● Work instructions: Filter for the word "catégorie" and keep each matching line.

● Source data:
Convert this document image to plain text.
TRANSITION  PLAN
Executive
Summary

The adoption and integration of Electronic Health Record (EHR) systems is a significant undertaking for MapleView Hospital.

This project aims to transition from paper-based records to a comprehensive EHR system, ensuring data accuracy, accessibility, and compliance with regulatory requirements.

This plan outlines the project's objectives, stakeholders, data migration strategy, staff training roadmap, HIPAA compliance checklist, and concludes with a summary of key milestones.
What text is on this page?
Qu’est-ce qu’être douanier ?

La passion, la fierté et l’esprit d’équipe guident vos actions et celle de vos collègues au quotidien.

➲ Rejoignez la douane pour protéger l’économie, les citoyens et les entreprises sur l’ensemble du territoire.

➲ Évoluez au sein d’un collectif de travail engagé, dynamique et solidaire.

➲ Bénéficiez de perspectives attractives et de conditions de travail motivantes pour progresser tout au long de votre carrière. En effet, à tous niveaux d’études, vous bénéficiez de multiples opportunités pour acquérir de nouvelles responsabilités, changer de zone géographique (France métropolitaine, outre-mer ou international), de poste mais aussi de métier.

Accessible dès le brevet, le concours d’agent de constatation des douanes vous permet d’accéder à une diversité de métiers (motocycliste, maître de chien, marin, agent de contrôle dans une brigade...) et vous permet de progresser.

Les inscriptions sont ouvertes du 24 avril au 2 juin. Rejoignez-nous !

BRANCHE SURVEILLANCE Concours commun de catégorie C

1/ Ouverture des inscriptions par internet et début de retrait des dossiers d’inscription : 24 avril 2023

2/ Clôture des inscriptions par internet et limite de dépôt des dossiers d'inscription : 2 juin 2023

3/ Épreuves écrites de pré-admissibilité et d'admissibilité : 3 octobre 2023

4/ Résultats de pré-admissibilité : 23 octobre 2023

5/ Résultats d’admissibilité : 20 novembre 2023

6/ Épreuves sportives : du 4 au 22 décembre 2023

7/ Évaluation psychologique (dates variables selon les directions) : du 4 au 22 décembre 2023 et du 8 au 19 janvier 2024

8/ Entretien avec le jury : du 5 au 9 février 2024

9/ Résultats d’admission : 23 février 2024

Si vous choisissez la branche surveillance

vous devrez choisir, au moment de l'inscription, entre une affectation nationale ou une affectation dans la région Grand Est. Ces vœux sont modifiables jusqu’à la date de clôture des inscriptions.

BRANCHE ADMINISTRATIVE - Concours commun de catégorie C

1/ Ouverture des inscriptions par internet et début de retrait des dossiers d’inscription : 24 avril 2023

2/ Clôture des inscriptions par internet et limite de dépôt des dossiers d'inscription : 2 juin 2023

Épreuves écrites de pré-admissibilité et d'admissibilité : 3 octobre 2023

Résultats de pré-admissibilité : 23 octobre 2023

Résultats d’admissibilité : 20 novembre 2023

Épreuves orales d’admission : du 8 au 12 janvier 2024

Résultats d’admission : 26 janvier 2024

● Solution to the exercise:
BRANCHE SURVEILLANCE Concours commun de catégorie C
BRANCHE ADMINISTRATIVE - Concours commun de catégorie C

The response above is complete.